Layerwise learning for Quantum Neural Networks with Qiskit

Published in

Qiskit

6 min readSep 6, 2023

By Gopal Ramesh Dahale

Barren plateaus make it exceedingly difficult to train the quantum circuits we use in quantum neural networks (QNNs). In this blog post, we take a look at how layerwise learning for QNN training, as introduced in [1], can help.

Layerwise learning for QNN training involves the gradual addition of individual circuit components during the training process. The circuit’s structure and associated parameters grow step-by-step during training. At the same time, we constrain randomization effects to specific parameter subsets throughout all training stages. This approach not only circumvents the issue of initiating training on a plateau but also diminishes the likelihood of accidentally reaching a plateau during the training process.

In the article below, we’ll explain how we conducted layerwise learning for QNN training using Qiskit. But before we do that, let’s first take a closer look at barren plateaus—what they are, and why they pose a problem for QNNs.

Bounding box annotations:
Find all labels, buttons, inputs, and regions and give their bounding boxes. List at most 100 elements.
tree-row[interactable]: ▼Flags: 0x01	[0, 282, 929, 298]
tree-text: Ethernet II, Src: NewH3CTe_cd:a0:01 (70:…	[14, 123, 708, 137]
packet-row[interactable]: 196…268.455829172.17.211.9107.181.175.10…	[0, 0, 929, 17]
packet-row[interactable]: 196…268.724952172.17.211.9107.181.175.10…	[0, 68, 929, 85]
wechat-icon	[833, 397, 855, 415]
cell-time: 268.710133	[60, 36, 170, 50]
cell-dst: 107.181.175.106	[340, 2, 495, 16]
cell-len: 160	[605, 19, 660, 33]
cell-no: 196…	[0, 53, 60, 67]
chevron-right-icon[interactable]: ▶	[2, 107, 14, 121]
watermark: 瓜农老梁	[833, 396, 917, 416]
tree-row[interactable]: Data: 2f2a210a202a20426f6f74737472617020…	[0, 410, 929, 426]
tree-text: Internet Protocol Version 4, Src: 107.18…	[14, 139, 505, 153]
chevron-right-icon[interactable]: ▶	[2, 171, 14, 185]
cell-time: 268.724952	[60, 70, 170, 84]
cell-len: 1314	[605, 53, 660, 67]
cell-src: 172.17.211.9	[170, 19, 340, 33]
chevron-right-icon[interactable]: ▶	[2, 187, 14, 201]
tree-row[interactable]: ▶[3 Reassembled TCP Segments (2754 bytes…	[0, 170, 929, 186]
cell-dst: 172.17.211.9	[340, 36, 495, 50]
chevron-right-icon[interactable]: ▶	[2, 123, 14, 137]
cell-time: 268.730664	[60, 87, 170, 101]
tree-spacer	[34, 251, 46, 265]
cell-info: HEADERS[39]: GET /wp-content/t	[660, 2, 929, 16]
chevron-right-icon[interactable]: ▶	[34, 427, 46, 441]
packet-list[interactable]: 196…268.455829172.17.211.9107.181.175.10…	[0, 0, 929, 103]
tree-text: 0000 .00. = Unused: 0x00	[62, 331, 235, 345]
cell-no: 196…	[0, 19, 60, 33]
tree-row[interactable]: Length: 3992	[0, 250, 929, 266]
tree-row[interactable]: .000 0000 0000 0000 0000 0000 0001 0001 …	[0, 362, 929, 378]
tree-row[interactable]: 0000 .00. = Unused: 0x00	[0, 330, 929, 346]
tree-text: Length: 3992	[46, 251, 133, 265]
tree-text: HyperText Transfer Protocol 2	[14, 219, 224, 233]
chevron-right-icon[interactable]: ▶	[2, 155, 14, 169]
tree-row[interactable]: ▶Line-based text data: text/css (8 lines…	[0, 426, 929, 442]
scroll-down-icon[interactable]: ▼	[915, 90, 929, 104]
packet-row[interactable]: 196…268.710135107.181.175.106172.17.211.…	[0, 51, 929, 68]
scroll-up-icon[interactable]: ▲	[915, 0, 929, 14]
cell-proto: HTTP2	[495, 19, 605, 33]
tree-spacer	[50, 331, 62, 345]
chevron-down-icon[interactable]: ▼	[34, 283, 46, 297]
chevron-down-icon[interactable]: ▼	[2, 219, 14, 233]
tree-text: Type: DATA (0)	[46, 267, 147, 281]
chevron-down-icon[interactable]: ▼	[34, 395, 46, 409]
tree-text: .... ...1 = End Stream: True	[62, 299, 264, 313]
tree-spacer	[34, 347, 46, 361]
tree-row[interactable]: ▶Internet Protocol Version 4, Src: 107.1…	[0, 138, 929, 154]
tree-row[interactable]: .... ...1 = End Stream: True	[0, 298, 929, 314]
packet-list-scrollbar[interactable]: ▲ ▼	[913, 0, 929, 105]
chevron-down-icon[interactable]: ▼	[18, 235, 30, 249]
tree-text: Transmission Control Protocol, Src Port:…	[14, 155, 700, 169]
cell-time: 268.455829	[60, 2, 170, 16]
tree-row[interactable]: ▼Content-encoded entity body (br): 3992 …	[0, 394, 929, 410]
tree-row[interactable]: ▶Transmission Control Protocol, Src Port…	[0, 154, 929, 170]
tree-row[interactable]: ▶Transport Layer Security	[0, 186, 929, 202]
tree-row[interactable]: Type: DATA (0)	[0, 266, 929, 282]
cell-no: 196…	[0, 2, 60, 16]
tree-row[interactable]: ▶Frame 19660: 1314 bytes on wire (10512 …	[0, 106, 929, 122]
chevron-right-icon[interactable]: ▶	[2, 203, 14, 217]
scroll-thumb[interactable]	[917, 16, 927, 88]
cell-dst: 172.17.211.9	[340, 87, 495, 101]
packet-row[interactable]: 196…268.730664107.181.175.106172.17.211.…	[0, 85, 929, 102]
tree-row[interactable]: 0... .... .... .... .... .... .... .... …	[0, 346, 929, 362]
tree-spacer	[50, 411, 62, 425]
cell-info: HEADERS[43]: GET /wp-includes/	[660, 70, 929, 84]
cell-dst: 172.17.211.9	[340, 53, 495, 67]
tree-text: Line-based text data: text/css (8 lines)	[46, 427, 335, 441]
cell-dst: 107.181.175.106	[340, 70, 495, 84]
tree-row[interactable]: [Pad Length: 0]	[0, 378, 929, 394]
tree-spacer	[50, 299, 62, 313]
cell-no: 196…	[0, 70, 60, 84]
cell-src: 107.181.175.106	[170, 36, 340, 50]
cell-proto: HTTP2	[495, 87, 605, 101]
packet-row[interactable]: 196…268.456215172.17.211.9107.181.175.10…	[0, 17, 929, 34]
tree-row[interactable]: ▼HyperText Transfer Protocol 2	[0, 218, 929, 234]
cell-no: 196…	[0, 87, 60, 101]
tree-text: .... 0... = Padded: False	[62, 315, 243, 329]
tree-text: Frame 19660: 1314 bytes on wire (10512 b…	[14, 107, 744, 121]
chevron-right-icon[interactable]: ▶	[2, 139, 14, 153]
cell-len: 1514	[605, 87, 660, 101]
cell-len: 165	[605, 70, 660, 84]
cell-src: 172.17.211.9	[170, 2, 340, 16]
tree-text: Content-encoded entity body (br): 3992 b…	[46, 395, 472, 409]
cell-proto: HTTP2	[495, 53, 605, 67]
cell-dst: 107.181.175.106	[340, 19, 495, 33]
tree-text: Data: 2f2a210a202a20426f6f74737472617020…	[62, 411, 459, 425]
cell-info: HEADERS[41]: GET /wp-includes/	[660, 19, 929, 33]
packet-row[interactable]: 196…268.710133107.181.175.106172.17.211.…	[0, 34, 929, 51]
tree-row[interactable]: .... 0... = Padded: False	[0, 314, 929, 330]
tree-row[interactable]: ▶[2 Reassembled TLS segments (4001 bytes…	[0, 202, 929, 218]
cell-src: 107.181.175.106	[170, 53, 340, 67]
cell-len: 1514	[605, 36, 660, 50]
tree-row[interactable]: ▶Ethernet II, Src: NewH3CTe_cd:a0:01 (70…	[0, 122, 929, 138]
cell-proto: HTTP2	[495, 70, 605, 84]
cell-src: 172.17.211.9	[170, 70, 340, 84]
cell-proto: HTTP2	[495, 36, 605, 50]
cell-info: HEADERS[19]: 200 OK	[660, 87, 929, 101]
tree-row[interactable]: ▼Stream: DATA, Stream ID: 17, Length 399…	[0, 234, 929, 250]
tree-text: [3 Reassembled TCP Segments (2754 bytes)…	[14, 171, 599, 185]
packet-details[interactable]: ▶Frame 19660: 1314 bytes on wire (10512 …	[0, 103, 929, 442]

Exercise goal: Reproduce the layerwise learning article above word for word, from its title to its final sentence.

Response below:
Layerwise learning for Quantum Neural Networks with Qiskit

Published in

Qiskit

6 min readSep 6, 2023

By Gopal Ramesh Dahale

Barren plateaus make it exceedingly difficult to train the quantum circuits we use in quantum neural networks (QNNs). In this blog post, we take a look at how layerwise learning for QNN training, as introduced in [1], can help.

Layerwise learning for QNN training involves the gradual addition of individual circuit components during the training process. The circuit’s structure and associated parameters grow step-by-step during training. At the same time, we constrain randomization effects to specific parameter subsets throughout all training stages. This approach not only circumvents the issue of initiating training on a plateau but also diminishes the likelihood of accidentally reaching a plateau during the training process.

In the article below, we’ll explain how we conducted layerwise learning for QNN training using Qiskit. But before we do that, let’s first take a closer look at barren plateaus—what they are, and why they pose a problem for QNNs.